┌────────

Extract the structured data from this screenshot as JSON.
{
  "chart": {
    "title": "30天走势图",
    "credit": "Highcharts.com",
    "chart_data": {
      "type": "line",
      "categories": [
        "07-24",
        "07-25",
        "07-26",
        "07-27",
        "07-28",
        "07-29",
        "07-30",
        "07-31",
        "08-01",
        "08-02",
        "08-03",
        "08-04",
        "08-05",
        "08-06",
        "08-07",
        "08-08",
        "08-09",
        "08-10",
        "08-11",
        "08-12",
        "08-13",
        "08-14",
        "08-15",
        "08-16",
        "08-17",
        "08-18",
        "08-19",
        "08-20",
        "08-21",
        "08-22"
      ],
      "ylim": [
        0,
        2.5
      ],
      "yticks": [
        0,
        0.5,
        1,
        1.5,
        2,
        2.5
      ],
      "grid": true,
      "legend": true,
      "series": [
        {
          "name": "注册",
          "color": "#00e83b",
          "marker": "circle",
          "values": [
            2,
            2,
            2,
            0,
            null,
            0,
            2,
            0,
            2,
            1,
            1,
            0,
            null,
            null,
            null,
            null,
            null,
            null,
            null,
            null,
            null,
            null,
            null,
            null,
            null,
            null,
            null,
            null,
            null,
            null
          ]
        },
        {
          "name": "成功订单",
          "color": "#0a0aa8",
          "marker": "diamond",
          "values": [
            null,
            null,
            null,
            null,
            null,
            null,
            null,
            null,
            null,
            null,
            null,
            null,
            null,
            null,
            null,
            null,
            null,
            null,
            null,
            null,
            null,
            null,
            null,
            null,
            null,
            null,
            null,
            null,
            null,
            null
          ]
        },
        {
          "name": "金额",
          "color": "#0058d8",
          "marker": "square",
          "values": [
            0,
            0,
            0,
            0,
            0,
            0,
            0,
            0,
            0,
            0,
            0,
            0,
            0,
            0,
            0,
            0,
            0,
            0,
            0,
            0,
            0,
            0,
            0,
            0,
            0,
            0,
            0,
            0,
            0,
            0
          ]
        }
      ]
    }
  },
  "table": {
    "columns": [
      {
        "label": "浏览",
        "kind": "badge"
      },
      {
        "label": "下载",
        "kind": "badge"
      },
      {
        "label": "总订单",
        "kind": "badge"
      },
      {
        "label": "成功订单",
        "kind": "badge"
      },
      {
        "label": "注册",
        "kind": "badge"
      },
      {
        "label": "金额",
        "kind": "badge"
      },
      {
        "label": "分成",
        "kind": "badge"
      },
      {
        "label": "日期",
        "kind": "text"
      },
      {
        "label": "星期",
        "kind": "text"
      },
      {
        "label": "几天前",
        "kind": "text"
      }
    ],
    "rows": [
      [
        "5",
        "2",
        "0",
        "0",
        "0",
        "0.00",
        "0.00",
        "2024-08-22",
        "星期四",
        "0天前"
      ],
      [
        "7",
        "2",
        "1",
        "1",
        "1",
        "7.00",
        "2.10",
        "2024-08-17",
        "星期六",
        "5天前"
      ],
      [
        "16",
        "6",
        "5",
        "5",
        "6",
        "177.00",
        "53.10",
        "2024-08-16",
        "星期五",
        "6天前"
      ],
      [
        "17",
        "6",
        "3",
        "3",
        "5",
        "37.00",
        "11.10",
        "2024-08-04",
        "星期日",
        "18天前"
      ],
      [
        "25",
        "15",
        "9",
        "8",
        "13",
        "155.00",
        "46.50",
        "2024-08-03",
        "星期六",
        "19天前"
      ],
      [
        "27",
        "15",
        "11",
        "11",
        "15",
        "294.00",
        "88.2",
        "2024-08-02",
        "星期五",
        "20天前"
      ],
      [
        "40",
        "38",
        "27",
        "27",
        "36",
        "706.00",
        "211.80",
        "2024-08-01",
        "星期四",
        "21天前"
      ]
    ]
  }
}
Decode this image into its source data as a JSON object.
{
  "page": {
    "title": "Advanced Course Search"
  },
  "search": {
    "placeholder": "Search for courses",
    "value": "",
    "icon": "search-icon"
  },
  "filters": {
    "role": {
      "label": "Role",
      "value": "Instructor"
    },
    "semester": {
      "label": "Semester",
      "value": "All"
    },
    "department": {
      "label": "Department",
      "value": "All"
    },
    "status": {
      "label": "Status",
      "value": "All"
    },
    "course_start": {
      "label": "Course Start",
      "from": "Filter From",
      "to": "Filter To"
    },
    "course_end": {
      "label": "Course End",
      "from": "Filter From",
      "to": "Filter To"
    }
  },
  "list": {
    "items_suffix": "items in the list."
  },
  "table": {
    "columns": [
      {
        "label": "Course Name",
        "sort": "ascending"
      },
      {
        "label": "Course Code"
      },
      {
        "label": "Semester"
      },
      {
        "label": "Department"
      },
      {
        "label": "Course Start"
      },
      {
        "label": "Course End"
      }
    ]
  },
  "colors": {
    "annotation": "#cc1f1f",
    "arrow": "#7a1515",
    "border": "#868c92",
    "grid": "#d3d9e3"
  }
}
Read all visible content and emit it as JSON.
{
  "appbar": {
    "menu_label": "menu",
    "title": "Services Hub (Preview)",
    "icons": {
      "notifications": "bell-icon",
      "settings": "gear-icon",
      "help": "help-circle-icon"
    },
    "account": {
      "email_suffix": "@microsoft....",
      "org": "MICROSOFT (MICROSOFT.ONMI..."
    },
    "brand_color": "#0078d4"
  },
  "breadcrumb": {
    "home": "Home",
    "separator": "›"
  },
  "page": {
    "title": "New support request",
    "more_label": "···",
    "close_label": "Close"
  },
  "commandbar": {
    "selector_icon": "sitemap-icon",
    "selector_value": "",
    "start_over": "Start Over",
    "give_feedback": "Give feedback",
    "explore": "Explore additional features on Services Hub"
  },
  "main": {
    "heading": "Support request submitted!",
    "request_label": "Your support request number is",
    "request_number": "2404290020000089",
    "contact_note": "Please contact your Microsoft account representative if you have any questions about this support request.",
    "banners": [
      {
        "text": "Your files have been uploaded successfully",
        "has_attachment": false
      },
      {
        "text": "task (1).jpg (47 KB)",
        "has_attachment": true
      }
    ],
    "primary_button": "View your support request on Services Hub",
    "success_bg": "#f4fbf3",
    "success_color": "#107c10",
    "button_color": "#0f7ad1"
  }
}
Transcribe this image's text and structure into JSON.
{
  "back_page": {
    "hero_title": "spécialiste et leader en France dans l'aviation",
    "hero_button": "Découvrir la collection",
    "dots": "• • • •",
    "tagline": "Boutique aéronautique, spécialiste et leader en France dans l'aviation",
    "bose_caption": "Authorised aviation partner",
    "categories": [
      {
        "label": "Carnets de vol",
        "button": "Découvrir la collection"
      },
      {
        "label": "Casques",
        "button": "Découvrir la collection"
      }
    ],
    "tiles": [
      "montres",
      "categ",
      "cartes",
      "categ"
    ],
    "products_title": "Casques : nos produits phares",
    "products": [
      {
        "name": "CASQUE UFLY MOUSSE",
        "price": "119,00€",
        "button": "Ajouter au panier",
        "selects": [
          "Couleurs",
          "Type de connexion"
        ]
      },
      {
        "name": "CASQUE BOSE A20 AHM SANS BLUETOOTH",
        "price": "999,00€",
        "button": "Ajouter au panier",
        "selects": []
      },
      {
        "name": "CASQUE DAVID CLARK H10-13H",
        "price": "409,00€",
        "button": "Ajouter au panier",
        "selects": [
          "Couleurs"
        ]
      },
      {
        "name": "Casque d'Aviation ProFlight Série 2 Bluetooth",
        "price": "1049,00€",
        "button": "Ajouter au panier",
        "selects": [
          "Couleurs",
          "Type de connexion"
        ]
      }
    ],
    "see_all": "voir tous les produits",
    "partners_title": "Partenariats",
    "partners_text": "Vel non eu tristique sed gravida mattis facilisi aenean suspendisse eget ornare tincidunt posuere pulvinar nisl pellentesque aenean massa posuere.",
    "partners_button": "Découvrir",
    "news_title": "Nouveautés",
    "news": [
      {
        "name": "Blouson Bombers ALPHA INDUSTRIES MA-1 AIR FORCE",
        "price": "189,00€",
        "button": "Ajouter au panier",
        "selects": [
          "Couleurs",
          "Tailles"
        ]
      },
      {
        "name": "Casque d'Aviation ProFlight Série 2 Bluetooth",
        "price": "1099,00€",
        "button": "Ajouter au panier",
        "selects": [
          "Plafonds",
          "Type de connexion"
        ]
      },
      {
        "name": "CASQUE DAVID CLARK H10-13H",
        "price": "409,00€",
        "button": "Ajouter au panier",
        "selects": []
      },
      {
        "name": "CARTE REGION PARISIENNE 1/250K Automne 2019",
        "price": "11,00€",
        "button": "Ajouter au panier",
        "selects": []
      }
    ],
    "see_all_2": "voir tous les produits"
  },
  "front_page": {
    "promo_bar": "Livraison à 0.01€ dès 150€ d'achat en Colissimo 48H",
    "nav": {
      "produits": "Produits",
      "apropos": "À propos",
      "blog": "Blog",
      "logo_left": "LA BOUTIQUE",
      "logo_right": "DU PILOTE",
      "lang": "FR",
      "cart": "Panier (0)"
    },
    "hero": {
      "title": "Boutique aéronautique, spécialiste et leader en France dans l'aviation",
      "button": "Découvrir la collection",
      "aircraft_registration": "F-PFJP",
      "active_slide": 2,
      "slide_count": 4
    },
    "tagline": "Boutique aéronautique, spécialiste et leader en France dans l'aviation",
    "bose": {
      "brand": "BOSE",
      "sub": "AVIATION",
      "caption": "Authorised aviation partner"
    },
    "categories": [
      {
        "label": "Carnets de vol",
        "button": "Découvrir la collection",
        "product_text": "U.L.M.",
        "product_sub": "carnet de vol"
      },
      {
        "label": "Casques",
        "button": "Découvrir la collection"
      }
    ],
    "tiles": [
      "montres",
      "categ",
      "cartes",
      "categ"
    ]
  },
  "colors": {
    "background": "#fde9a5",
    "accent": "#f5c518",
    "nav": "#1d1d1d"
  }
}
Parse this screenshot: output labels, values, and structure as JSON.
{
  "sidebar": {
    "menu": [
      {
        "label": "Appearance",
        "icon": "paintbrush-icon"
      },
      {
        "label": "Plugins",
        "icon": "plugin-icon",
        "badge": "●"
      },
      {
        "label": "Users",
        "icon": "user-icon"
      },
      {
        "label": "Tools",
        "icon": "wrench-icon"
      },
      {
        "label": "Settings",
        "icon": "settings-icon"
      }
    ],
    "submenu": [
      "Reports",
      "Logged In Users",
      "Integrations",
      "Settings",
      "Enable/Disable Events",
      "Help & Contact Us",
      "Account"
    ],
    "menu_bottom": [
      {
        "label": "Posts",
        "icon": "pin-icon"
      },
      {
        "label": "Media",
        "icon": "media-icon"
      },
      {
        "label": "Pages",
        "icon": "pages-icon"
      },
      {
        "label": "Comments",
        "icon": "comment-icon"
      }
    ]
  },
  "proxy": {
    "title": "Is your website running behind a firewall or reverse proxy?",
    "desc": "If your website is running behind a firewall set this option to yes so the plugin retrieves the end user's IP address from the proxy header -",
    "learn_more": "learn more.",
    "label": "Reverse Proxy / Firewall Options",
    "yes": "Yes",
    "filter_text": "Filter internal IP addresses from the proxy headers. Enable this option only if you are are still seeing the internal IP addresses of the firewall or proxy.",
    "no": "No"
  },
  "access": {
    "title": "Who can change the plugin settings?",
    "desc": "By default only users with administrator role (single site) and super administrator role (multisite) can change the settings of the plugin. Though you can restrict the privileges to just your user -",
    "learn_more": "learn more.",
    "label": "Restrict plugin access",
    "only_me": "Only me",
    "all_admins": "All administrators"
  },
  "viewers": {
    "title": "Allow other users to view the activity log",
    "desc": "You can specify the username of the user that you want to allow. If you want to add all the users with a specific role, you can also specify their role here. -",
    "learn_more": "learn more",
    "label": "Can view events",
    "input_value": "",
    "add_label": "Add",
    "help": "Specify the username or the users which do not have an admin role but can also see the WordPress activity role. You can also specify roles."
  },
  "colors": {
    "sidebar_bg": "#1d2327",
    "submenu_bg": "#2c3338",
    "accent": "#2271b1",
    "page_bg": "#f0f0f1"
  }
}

└────────

What to do >>
Copy each line of the preceding data that contains the string "JSON".

Finished task >>
Extract the structured data from this screenshot as JSON.
Decode this image into its source data as a JSON object.
Read all visible content and emit it as JSON.
Transcribe this image's text and structure into JSON.
Parse this screenshot: output labels, values, and structure as JSON.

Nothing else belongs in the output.